• PROBLEM REQUIREMENTS
Pull every line containing the word "time" from the records.

▬▬▬▬▬▬

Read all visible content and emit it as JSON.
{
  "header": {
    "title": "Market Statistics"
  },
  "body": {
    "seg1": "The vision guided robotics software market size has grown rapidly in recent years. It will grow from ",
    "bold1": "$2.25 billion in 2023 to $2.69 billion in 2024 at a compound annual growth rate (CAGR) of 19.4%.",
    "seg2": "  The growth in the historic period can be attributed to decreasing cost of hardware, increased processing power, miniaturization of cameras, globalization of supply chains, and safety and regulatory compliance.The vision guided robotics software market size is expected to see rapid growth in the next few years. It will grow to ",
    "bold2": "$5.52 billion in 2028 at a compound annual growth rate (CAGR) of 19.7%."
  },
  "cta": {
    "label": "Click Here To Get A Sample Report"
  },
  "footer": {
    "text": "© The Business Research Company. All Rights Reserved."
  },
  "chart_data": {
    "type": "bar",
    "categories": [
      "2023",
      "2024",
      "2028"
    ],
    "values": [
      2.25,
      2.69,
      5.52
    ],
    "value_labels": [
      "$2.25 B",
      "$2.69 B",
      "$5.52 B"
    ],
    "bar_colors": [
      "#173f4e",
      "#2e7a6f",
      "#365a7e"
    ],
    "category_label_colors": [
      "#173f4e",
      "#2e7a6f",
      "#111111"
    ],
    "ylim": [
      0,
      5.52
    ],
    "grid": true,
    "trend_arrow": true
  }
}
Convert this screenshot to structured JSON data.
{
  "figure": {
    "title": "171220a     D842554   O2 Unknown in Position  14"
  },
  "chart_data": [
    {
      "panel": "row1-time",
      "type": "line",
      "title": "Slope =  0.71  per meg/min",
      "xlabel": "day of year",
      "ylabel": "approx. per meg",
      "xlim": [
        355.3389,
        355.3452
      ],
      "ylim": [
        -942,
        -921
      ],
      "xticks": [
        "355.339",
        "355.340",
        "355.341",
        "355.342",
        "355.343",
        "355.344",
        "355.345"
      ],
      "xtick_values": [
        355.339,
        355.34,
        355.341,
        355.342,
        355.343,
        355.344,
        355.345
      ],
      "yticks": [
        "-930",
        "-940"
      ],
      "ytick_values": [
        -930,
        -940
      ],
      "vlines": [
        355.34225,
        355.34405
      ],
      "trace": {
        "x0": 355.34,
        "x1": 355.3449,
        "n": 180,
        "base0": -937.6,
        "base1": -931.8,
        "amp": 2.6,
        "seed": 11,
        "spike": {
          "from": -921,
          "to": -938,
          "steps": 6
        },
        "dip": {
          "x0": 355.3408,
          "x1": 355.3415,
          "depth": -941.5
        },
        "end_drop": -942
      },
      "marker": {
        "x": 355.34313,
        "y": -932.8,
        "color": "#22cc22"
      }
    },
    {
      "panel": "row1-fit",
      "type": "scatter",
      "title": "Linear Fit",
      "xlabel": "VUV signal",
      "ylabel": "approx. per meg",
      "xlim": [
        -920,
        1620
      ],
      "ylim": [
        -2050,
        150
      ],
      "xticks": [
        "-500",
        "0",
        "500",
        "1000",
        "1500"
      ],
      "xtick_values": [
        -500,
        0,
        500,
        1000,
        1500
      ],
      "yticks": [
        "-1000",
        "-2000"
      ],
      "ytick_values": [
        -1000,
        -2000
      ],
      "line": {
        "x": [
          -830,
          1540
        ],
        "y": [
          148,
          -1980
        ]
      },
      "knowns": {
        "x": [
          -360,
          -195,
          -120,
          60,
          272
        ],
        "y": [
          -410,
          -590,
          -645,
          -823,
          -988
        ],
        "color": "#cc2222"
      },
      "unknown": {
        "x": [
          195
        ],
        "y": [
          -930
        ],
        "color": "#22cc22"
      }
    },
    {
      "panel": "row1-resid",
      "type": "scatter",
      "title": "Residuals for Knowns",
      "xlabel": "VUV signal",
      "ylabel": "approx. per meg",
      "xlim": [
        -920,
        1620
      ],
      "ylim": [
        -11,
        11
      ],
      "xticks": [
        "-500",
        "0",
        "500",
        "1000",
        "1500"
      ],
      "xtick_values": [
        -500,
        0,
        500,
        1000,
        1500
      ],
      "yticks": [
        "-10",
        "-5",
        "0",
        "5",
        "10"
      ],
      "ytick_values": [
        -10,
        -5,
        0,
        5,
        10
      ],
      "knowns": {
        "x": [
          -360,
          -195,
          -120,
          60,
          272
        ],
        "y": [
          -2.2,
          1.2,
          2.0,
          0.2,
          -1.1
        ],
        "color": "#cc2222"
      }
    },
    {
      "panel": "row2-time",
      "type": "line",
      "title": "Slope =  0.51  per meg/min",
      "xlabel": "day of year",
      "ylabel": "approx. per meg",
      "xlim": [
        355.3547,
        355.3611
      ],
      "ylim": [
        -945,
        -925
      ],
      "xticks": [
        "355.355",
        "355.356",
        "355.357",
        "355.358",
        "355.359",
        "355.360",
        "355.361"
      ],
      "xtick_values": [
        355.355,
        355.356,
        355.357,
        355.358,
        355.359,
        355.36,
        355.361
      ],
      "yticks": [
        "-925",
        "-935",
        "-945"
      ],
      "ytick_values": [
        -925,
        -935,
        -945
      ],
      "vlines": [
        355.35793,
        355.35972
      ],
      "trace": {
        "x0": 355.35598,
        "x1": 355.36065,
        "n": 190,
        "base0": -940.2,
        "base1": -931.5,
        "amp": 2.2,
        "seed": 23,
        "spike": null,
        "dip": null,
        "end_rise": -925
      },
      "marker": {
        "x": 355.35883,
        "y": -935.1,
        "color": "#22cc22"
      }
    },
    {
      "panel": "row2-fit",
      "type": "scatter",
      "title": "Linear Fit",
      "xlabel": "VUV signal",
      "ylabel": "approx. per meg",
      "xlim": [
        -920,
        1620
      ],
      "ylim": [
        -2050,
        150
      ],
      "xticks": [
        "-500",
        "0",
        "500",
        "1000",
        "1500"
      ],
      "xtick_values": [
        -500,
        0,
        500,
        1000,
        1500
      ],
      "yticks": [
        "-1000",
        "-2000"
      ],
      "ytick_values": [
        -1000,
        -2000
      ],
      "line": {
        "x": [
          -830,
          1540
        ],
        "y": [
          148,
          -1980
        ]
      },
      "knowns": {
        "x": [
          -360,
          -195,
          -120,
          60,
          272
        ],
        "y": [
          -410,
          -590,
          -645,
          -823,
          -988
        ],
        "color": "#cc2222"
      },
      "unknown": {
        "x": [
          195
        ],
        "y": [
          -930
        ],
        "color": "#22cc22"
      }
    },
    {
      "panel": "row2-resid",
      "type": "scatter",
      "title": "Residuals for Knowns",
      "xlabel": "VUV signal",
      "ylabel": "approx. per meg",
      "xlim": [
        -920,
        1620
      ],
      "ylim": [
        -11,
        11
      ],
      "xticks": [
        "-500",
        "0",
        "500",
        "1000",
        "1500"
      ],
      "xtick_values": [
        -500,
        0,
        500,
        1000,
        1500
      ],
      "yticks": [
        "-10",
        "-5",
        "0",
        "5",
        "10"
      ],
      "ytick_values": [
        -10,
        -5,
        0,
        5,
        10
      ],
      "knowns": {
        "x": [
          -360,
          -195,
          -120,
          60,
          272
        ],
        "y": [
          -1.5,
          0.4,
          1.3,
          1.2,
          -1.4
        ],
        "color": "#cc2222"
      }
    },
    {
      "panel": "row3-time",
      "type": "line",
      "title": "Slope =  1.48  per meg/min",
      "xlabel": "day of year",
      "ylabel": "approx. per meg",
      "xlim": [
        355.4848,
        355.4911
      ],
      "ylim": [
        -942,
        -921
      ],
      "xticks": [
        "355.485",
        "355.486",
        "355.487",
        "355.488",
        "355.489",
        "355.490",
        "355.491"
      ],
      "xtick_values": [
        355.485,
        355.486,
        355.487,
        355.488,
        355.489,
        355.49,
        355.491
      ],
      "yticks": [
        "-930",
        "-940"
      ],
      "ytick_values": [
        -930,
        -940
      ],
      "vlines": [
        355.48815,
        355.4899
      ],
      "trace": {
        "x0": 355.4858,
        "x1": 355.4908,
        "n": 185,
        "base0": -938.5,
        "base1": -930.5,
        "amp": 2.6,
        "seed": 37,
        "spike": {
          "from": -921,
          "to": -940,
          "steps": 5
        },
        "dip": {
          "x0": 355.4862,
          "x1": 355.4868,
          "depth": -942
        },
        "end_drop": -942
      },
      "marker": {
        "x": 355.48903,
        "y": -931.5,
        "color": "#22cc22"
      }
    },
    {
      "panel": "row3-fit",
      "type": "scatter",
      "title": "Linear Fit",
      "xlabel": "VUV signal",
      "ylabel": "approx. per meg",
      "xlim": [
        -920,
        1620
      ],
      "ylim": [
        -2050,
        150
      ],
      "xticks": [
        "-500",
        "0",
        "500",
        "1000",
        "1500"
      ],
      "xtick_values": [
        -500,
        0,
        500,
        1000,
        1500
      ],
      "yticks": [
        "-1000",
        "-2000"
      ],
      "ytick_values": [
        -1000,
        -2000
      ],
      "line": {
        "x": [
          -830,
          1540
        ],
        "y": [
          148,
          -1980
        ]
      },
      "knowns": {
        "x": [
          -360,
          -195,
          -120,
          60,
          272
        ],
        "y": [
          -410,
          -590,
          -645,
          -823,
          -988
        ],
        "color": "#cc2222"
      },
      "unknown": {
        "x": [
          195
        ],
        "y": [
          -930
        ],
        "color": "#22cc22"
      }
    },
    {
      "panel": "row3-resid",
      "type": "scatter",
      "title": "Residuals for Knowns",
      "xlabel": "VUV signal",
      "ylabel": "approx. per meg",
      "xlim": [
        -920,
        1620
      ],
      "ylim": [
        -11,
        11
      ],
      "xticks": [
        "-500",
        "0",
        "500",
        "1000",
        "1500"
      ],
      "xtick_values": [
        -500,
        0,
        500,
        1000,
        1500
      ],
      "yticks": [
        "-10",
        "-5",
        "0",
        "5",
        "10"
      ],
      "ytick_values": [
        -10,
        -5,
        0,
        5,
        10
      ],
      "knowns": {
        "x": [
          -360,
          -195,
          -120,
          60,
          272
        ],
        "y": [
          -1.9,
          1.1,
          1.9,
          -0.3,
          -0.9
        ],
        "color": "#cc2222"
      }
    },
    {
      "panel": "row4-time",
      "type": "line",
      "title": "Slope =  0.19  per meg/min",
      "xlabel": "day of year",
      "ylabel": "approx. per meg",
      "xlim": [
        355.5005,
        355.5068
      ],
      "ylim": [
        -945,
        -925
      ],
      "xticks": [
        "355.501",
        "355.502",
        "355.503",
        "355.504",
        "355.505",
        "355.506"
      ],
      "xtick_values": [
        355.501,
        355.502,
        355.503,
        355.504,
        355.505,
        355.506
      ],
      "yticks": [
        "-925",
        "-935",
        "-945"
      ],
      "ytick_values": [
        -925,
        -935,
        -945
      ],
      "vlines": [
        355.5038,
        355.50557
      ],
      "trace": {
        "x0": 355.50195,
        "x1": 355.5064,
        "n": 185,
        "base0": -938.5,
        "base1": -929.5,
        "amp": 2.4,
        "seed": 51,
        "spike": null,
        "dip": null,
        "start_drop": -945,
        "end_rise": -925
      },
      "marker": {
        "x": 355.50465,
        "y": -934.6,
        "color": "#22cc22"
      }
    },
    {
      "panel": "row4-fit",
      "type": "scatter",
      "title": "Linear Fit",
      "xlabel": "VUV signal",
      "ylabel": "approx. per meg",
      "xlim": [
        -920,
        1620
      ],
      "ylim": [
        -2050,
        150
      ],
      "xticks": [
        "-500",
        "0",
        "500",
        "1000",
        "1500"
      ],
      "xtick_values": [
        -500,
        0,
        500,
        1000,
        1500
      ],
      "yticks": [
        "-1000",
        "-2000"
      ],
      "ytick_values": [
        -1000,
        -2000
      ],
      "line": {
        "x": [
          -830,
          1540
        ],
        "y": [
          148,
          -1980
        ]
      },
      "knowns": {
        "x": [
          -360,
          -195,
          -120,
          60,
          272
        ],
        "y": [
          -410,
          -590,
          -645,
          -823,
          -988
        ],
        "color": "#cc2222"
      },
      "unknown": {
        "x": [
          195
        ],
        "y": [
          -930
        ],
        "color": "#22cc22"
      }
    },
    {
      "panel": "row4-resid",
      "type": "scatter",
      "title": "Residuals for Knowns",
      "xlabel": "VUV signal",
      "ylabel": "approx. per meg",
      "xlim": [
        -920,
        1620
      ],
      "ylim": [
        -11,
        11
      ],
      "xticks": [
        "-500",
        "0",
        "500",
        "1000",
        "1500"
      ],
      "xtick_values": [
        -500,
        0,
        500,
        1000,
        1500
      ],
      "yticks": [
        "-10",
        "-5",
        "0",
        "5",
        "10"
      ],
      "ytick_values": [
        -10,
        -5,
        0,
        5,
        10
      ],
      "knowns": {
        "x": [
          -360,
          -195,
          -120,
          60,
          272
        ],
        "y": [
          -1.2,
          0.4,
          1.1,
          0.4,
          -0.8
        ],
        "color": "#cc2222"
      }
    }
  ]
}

▬▬▬▬▬▬

• RESPONSE
      "panel": "row1-time",
      "panel": "row2-time",
      "panel": "row3-time",
      "panel": "row4-time",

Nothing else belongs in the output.